■ **Goal of the exercise**
Every line holding the word "text" counts once. Give the total, nothing more.

## BEGIN

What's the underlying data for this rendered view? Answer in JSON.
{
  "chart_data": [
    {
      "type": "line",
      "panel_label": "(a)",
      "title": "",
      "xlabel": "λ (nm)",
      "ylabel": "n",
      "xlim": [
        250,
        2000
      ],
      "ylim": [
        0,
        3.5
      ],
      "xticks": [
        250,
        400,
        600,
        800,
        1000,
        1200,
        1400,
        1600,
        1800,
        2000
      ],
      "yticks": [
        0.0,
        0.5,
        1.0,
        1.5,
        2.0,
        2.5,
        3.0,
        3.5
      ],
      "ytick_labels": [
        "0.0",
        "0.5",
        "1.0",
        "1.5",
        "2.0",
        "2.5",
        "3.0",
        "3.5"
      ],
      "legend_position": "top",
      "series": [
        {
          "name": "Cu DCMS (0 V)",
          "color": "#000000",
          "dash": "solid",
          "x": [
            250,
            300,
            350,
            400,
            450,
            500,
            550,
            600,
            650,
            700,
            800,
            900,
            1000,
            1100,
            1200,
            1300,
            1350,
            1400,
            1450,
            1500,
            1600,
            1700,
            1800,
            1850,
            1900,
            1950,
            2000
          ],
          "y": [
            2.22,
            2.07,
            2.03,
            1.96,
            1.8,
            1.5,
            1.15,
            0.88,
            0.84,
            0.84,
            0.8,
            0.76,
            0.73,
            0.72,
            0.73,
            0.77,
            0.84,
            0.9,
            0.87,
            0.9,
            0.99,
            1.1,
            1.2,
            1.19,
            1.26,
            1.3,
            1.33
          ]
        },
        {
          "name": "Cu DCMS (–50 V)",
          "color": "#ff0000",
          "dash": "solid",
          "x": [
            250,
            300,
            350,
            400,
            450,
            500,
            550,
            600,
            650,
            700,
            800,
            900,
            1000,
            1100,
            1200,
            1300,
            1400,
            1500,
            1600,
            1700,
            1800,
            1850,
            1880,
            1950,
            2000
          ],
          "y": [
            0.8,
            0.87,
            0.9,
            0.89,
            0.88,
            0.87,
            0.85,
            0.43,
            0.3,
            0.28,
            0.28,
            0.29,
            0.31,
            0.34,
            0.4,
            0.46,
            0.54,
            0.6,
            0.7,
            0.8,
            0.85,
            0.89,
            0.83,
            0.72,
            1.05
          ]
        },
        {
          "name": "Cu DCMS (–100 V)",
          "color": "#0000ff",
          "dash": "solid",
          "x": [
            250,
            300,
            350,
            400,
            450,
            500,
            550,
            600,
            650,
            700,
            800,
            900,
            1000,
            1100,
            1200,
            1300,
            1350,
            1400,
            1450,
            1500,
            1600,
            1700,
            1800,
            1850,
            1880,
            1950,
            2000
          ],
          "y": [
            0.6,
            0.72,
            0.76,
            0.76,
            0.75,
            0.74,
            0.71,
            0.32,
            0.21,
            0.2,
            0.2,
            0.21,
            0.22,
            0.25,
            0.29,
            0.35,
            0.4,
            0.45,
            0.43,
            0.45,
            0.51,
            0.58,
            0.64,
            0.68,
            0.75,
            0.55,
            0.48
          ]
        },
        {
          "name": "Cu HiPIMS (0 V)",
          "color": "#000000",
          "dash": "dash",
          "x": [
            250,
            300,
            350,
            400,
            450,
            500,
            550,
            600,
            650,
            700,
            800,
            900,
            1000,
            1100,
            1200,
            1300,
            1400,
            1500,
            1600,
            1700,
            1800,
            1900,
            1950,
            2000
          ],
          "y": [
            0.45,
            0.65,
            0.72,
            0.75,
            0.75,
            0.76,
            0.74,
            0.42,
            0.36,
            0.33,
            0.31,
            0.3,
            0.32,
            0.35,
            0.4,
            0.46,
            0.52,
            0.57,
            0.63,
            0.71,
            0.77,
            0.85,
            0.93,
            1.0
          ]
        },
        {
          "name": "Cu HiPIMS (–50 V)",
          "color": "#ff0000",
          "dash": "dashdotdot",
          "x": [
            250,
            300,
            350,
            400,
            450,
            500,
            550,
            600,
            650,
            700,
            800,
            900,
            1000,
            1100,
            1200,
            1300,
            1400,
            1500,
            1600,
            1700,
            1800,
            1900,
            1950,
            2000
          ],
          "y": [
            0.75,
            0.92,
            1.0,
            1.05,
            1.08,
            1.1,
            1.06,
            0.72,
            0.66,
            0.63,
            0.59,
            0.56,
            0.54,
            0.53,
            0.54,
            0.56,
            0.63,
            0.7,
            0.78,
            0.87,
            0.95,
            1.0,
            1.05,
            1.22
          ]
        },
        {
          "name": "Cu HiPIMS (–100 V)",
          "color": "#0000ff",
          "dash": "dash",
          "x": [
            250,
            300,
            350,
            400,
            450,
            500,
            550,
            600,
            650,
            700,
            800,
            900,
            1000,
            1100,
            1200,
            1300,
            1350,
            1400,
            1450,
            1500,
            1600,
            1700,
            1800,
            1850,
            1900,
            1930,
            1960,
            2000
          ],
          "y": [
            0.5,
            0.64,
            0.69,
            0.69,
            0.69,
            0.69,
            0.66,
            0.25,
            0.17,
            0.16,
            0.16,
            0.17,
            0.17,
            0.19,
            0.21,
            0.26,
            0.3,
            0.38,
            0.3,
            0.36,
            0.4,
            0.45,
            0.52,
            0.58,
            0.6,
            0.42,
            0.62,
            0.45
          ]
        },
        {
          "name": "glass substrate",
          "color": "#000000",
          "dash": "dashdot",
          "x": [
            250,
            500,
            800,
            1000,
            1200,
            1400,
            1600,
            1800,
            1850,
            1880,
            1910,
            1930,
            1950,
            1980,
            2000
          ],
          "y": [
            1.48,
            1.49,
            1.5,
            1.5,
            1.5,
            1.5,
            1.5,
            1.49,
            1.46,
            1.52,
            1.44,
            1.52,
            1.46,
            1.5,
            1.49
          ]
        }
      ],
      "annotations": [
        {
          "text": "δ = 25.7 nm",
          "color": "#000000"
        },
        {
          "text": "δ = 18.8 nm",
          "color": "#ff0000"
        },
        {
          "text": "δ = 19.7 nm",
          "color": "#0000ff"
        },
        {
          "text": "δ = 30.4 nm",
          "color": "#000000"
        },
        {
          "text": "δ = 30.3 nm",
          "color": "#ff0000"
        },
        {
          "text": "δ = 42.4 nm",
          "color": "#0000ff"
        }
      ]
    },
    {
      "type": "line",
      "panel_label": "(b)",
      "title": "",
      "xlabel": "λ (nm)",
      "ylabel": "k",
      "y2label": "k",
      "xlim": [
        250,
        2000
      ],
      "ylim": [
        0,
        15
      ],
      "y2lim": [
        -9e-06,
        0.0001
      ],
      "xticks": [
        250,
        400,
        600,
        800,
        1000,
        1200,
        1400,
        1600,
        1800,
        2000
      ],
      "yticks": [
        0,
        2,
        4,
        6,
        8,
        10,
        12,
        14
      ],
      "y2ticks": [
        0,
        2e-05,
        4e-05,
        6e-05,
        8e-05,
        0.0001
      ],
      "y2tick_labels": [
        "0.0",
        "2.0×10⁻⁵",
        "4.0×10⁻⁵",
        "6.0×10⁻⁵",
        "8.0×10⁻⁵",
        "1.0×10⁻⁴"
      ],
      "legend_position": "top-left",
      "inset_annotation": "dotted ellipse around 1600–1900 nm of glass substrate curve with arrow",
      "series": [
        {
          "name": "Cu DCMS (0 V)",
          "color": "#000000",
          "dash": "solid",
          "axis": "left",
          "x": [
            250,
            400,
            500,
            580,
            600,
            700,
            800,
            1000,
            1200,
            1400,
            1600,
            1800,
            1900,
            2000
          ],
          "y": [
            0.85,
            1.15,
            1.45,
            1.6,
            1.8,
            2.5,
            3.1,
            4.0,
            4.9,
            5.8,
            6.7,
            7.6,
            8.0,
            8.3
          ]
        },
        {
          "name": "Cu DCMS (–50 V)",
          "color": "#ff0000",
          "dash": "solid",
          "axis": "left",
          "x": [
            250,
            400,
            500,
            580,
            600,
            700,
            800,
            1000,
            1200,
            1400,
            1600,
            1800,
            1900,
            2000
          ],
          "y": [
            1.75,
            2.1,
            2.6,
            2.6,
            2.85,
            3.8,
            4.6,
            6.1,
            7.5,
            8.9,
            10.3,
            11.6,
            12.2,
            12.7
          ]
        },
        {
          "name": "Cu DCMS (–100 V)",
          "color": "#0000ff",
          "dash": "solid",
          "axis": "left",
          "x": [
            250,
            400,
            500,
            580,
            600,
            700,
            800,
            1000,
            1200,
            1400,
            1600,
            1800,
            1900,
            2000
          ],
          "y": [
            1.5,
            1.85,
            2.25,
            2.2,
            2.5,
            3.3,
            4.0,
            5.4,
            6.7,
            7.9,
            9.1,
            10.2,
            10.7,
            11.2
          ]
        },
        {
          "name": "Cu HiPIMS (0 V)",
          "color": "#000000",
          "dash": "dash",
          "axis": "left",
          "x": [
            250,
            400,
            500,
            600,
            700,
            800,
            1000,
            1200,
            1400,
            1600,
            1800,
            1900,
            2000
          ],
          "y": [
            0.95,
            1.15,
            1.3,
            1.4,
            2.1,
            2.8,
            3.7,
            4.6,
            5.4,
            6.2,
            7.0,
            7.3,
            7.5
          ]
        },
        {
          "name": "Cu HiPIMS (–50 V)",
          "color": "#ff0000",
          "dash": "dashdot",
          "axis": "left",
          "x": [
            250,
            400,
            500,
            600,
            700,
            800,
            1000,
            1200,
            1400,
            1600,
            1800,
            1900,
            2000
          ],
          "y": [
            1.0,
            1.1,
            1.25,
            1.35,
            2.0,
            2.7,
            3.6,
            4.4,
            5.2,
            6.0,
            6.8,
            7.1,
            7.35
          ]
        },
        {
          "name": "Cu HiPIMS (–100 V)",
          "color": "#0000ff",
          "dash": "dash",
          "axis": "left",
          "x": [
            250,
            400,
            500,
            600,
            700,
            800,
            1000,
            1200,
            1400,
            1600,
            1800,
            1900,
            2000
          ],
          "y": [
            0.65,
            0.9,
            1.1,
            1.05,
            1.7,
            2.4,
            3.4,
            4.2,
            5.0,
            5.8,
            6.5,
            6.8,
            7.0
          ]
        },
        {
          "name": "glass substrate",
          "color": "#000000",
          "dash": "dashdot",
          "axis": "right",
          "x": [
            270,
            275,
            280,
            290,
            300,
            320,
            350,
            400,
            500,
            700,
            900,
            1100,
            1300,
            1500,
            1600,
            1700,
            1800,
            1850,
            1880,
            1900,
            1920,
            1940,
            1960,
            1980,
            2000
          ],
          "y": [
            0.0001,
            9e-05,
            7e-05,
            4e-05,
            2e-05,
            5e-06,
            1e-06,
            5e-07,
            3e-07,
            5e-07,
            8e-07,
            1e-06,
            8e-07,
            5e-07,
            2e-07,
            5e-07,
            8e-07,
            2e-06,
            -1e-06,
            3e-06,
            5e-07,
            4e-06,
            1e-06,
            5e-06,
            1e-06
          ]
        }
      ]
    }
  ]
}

## END

■ **The reply**
6